__Do this__.
Extract every entry word for word. Skip the pictures.

__Available records__.
•••••

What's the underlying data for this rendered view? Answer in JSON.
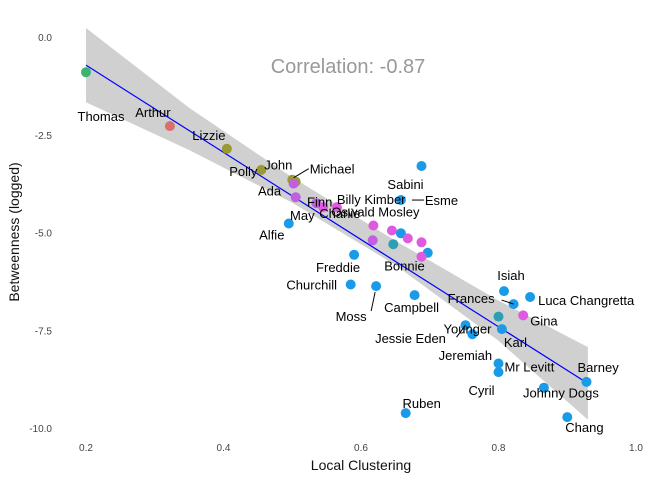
{
  "chart_data": {
    "type": "scatter",
    "title": "",
    "annotation": "Correlation: -0.87",
    "xlabel": "Local Clustering",
    "ylabel": "Betweenness (logged)",
    "xlim": [
      0.2,
      1.0
    ],
    "ylim": [
      -10.0,
      0.0
    ],
    "xticks": [
      "0.2",
      "0.4",
      "0.6",
      "0.8",
      "1.0"
    ],
    "yticks": [
      "0.0",
      "-2.5",
      "-5.0",
      "-7.5",
      "-10.0"
    ],
    "xtick_values": [
      0.2,
      0.4,
      0.6,
      0.8,
      1.0
    ],
    "ytick_values": [
      0.0,
      -2.5,
      -5.0,
      -7.5,
      -10.0
    ],
    "grid": false,
    "regression_line": {
      "x": [
        0.2,
        0.93
      ],
      "y": [
        -0.72,
        -8.86
      ],
      "color": "#0000ff"
    },
    "confidence_band": {
      "x": [
        0.2,
        0.35,
        0.5,
        0.65,
        0.8,
        0.93
      ],
      "upper": [
        0.23,
        -1.81,
        -3.59,
        -5.21,
        -6.74,
        -7.93
      ],
      "lower": [
        -1.67,
        -2.89,
        -4.24,
        -5.83,
        -7.77,
        -9.79
      ],
      "color": "#c8c8c8"
    },
    "colors": {
      "green": "#3cb371",
      "red": "#d9706a",
      "olive": "#9a9a30",
      "purple": "#c060e0",
      "magenta": "#e05ae0",
      "blue": "#1a9be8",
      "teal": "#2c9fb2"
    },
    "points": [
      {
        "name": "Thomas",
        "x": 0.2,
        "y": -0.9,
        "color": "green"
      },
      {
        "name": "Arthur",
        "x": 0.322,
        "y": -2.28,
        "color": "red"
      },
      {
        "name": "Lizzie",
        "x": 0.405,
        "y": -2.86,
        "color": "olive"
      },
      {
        "name": "Polly",
        "x": 0.455,
        "y": -3.4,
        "color": "olive"
      },
      {
        "name": "John",
        "x": 0.5,
        "y": -3.65,
        "color": "olive"
      },
      {
        "name": "Michael",
        "x": 0.505,
        "y": -3.7,
        "color": "olive"
      },
      {
        "name": "Ada",
        "x": 0.502,
        "y": -3.75,
        "color": "purple"
      },
      {
        "name": "Finn",
        "x": 0.505,
        "y": -4.1,
        "color": "purple"
      },
      {
        "name": "May",
        "x": 0.535,
        "y": -4.25,
        "color": "purple"
      },
      {
        "name": "Billy Kimber",
        "x": 0.545,
        "y": -4.35,
        "color": "magenta"
      },
      {
        "name": "Charlie",
        "x": 0.565,
        "y": -4.35,
        "color": "magenta"
      },
      {
        "name": "Alfie",
        "x": 0.495,
        "y": -4.77,
        "color": "blue"
      },
      {
        "name": "Sabini",
        "x": 0.688,
        "y": -3.3,
        "color": "blue"
      },
      {
        "name": "Esme",
        "x": 0.658,
        "y": -4.17,
        "color": "blue"
      },
      {
        "name": "Oswald Mosley",
        "x": 0.618,
        "y": -4.82,
        "color": "magenta"
      },
      {
        "name": "",
        "x": 0.645,
        "y": -4.95,
        "color": "magenta"
      },
      {
        "name": "",
        "x": 0.658,
        "y": -5.02,
        "color": "blue"
      },
      {
        "name": "",
        "x": 0.668,
        "y": -5.15,
        "color": "magenta"
      },
      {
        "name": "",
        "x": 0.617,
        "y": -5.2,
        "color": "purple"
      },
      {
        "name": "",
        "x": 0.647,
        "y": -5.3,
        "color": "teal"
      },
      {
        "name": "",
        "x": 0.688,
        "y": -5.25,
        "color": "magenta"
      },
      {
        "name": "",
        "x": 0.697,
        "y": -5.52,
        "color": "blue"
      },
      {
        "name": "Bonnie",
        "x": 0.688,
        "y": -5.62,
        "color": "magenta"
      },
      {
        "name": "Freddie",
        "x": 0.59,
        "y": -5.57,
        "color": "blue"
      },
      {
        "name": "Churchill",
        "x": 0.585,
        "y": -6.33,
        "color": "blue"
      },
      {
        "name": "Moss",
        "x": 0.622,
        "y": -6.37,
        "color": "blue"
      },
      {
        "name": "Campbell",
        "x": 0.678,
        "y": -6.6,
        "color": "blue"
      },
      {
        "name": "Isiah",
        "x": 0.808,
        "y": -6.5,
        "color": "blue"
      },
      {
        "name": "Frances",
        "x": 0.822,
        "y": -6.83,
        "color": "blue"
      },
      {
        "name": "Luca Changretta",
        "x": 0.846,
        "y": -6.65,
        "color": "blue"
      },
      {
        "name": "Younger",
        "x": 0.8,
        "y": -7.15,
        "color": "teal"
      },
      {
        "name": "Gina",
        "x": 0.836,
        "y": -7.12,
        "color": "magenta"
      },
      {
        "name": "Jessie Eden",
        "x": 0.752,
        "y": -7.37,
        "color": "blue"
      },
      {
        "name": "Jeremiah",
        "x": 0.762,
        "y": -7.6,
        "color": "blue"
      },
      {
        "name": "Karl",
        "x": 0.805,
        "y": -7.47,
        "color": "blue"
      },
      {
        "name": "Mr Levitt",
        "x": 0.8,
        "y": -8.35,
        "color": "blue"
      },
      {
        "name": "Cyril",
        "x": 0.8,
        "y": -8.57,
        "color": "blue"
      },
      {
        "name": "Barney",
        "x": 0.928,
        "y": -8.82,
        "color": "blue"
      },
      {
        "name": "Johnny Dogs",
        "x": 0.866,
        "y": -8.97,
        "color": "blue"
      },
      {
        "name": "Ruben",
        "x": 0.665,
        "y": -9.62,
        "color": "blue"
      },
      {
        "name": "Chang",
        "x": 0.9,
        "y": -9.72,
        "color": "blue"
      }
    ]
  }
}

•••••

__Task answer__.
What's the underlying data for this rendered view? Answer in JSON.
{
  "chart_data": {
    "type": "scatter",
    "title": "",
    "annotation": "Correlation: -0.87",
    "xlabel": "Local Clustering",
    "ylabel": "Betweenness (logged)",
    "xlim": [
      0.2,
      1.0
    ],
    "ylim": [
      -10.0,
      0.0
    ],
    "xticks": [
      "0.2",
      "0.4",
      "0.6",
      "0.8",
      "1.0"
    ],
    "yticks": [
      "0.0",
      "-2.5",
      "-5.0",
      "-7.5",
      "-10.0"
    ],
    "xtick_values": [
      0.2,
      0.4,
      0.6,
      0.8,
      1.0
    ],
    "ytick_values": [
      0.0,
      -2.5,
      -5.0,
      -7.5,
      -10.0
    ],
    "grid": false,
    "regression_line": {
      "x": [
        0.2,
        0.93
      ],
      "y": [
        -0.72,
        -8.86
      ],
      "color": "#0000ff"
    },
    "confidence_band": {
      "x": [
        0.2,
        0.35,
        0.5,
        0.65,
        0.8,
        0.93
      ],
      "upper": [
        0.23,
        -1.81,
        -3.59,
        -5.21,
        -6.74,
        -7.93
      ],
      "lower": [
        -1.67,
        -2.89,
        -4.24,
        -5.83,
        -7.77,
        -9.79
      ],
      "color": "#c8c8c8"
    },
    "colors": {
      "green": "#3cb371",
      "red": "#d9706a",
      "olive": "#9a9a30",
      "purple": "#c060e0",
      "magenta": "#e05ae0",
      "blue": "#1a9be8",
      "teal": "#2c9fb2"
    },
    "points": [
      {
        "name": "Thomas",
        "x": 0.2,
        "y": -0.9,
        "color": "green"
      },
      {
        "name": "Arthur",
        "x": 0.322,
        "y": -2.28,
        "color": "red"
      },
      {
        "name": "Lizzie",
        "x": 0.405,
        "y": -2.86,
        "color": "olive"
      },
      {
        "name": "Polly",
        "x": 0.455,
        "y": -3.4,
        "color": "olive"
      },
      {
        "name": "John",
        "x": 0.5,
        "y": -3.65,
        "color": "olive"
      },
      {
        "name": "Michael",
        "x": 0.505,
        "y": -3.7,
        "color": "olive"
      },
      {
        "name": "Ada",
        "x": 0.502,
        "y": -3.75,
        "color": "purple"
      },
      {
        "name": "Finn",
        "x": 0.505,
        "y": -4.1,
        "color": "purple"
      },
      {
        "name": "May",
        "x": 0.535,
        "y": -4.25,
        "color": "purple"
      },
      {
        "name": "Billy Kimber",
        "x": 0.545,
        "y": -4.35,
        "color": "magenta"
      },
      {
        "name": "Charlie",
        "x": 0.565,
        "y": -4.35,
        "color": "magenta"
      },
      {
        "name": "Alfie",
        "x": 0.495,
        "y": -4.77,
        "color": "blue"
      },
      {
        "name": "Sabini",
        "x": 0.688,
        "y": -3.3,
        "color": "blue"
      },
      {
        "name": "Esme",
        "x": 0.658,
        "y": -4.17,
        "color": "blue"
      },
      {
        "name": "Oswald Mosley",
        "x": 0.618,
        "y": -4.82,
        "color": "magenta"
      },
      {
        "name": "",
        "x": 0.645,
        "y": -4.95,
        "color": "magenta"
      },
      {
        "name": "",
        "x": 0.658,
        "y": -5.02,
        "color": "blue"
      },
      {
        "name": "",
        "x": 0.668,
        "y": -5.15,
        "color": "magenta"
      },
      {
        "name": "",
        "x": 0.617,
        "y": -5.2,
        "color": "purple"
      },
      {
        "name": "",
        "x": 0.647,
        "y": -5.3,
        "color": "teal"
      },
      {
        "name": "",
        "x": 0.688,
        "y": -5.25,
        "color": "magenta"
      },
      {
        "name": "",
        "x": 0.697,
        "y": -5.52,
        "color": "blue"
      },
      {
        "name": "Bonnie",
        "x": 0.688,
        "y": -5.62,
        "color": "magenta"
      },
      {
        "name": "Freddie",
        "x": 0.59,
        "y": -5.57,
        "color": "blue"
      },
      {
        "name": "Churchill",
        "x": 0.585,
        "y": -6.33,
        "color": "blue"
      },
      {
        "name": "Moss",
        "x": 0.622,
        "y": -6.37,
        "color": "blue"
      },
      {
        "name": "Campbell",
        "x": 0.678,
        "y": -6.6,
        "color": "blue"
      },
      {
        "name": "Isiah",
        "x": 0.808,
        "y": -6.5,
        "color": "blue"
      },
      {
        "name": "Frances",
        "x": 0.822,
        "y": -6.83,
        "color": "blue"
      },
      {
        "name": "Luca Changretta",
        "x": 0.846,
        "y": -6.65,
        "color": "blue"
      },
      {
        "name": "Younger",
        "x": 0.8,
        "y": -7.15,
        "color": "teal"
      },
      {
        "name": "Gina",
        "x": 0.836,
        "y": -7.12,
        "color": "magenta"
      },
      {
        "name": "Jessie Eden",
        "x": 0.752,
        "y": -7.37,
        "color": "blue"
      },
      {
        "name": "Jeremiah",
        "x": 0.762,
        "y": -7.6,
        "color": "blue"
      },
      {
        "name": "Karl",
        "x": 0.805,
        "y": -7.47,
        "color": "blue"
      },
      {
        "name": "Mr Levitt",
        "x": 0.8,
        "y": -8.35,
        "color": "blue"
      },
      {
        "name": "Cyril",
        "x": 0.8,
        "y": -8.57,
        "color": "blue"
      },
      {
        "name": "Barney",
        "x": 0.928,
        "y": -8.82,
        "color": "blue"
      },
      {
        "name": "Johnny Dogs",
        "x": 0.866,
        "y": -8.97,
        "color": "blue"
      },
      {
        "name": "Ruben",
        "x": 0.665,
        "y": -9.62,
        "color": "blue"
      },
      {
        "name": "Chang",
        "x": 0.9,
        "y": -9.72,
        "color": "blue"
      }
    ]
  }
}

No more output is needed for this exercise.